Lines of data
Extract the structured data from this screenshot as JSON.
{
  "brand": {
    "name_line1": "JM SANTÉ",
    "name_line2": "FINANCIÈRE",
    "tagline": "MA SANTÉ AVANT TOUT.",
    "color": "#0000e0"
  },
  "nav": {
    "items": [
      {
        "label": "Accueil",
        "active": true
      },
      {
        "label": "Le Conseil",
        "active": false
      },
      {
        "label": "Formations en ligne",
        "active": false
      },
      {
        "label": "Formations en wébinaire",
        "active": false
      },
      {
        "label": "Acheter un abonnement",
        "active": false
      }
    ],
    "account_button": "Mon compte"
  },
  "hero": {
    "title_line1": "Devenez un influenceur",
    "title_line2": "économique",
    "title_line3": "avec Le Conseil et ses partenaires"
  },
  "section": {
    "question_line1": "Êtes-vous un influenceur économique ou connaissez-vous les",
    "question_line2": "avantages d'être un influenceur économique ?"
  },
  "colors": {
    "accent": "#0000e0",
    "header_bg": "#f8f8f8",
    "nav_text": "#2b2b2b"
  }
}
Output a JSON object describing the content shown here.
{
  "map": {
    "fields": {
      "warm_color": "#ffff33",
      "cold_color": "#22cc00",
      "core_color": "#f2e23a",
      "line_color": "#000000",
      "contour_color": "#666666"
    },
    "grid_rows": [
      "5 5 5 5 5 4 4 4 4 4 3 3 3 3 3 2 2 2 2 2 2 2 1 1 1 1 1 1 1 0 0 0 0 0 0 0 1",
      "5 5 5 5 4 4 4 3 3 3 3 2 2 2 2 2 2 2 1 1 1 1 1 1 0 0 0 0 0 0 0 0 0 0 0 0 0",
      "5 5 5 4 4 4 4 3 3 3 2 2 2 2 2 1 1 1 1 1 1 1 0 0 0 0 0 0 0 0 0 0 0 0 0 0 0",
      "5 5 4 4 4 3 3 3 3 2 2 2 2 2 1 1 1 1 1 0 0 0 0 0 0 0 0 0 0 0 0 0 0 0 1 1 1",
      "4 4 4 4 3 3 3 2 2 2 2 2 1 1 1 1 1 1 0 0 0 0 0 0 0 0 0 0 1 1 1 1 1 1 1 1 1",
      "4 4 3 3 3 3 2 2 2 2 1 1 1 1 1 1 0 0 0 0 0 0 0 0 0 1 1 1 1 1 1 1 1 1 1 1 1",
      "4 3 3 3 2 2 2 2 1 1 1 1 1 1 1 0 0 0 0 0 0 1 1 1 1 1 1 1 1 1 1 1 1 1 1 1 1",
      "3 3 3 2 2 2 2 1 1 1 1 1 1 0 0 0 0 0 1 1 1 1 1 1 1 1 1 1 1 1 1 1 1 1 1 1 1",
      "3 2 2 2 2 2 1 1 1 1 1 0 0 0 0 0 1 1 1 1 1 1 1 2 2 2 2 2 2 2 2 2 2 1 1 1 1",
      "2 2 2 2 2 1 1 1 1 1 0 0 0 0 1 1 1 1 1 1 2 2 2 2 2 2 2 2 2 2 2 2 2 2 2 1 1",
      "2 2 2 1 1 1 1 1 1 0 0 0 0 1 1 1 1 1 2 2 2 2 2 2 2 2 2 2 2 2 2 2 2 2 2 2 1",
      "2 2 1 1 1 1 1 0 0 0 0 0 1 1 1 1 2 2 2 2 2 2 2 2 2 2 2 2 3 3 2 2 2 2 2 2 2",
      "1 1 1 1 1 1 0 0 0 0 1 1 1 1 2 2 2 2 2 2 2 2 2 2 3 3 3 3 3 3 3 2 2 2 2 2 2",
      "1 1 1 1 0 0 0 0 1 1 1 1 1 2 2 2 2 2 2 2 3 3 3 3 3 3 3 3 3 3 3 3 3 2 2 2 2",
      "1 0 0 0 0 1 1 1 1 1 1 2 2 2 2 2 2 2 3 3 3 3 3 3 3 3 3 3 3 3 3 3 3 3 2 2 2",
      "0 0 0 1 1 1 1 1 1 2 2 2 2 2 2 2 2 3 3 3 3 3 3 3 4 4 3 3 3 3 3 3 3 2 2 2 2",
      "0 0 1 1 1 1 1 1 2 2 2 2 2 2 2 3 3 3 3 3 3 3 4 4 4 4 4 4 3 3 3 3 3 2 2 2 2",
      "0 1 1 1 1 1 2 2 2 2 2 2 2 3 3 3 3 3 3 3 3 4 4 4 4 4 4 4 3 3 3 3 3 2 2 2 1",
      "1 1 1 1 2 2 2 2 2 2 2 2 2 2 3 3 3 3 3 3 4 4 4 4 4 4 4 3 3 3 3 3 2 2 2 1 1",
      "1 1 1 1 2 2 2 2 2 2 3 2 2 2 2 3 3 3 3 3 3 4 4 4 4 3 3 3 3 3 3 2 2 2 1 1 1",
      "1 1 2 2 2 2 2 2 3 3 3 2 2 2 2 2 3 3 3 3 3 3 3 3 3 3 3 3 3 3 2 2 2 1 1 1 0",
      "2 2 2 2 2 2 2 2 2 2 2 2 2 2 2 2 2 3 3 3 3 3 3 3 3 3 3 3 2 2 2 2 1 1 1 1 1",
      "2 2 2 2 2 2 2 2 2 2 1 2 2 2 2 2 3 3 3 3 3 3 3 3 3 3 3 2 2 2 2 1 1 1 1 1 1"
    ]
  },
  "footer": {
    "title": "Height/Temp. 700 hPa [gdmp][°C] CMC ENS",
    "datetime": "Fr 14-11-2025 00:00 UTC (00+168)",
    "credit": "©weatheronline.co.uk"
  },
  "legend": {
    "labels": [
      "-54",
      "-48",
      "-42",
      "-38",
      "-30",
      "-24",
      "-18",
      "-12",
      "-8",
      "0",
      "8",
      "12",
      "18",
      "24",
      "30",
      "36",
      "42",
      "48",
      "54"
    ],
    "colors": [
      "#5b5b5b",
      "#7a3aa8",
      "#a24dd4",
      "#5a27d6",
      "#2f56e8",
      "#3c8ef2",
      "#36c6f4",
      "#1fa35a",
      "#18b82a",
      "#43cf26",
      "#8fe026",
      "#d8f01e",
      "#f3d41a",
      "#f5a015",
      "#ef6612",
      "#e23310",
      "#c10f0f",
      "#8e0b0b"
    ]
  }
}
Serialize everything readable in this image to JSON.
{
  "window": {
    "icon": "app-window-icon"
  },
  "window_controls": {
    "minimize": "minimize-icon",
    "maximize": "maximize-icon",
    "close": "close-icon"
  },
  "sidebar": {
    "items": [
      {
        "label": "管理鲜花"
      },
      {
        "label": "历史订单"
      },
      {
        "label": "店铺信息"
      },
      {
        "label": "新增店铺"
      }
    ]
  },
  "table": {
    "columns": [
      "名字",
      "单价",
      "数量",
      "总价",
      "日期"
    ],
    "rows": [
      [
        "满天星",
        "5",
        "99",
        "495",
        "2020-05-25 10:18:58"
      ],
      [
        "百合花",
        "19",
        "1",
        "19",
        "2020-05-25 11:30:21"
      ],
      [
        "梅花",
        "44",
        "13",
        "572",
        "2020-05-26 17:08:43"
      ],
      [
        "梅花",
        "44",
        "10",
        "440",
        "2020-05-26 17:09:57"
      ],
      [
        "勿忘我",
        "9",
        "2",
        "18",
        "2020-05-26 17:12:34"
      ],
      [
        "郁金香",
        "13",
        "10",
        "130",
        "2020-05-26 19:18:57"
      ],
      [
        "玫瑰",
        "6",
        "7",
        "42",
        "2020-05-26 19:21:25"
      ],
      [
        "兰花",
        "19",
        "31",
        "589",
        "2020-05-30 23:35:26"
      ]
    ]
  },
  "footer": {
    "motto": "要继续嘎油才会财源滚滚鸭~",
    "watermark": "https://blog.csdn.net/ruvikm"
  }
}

=== WHAT THE TASK ASKS ===
Set out every line from the material that contains the string "icon".

=== COMPLETE ANSWER ===
    "icon": "app-window-icon"
    "minimize": "minimize-icon",
    "maximize": "maximize-icon",
    "close": "close-icon"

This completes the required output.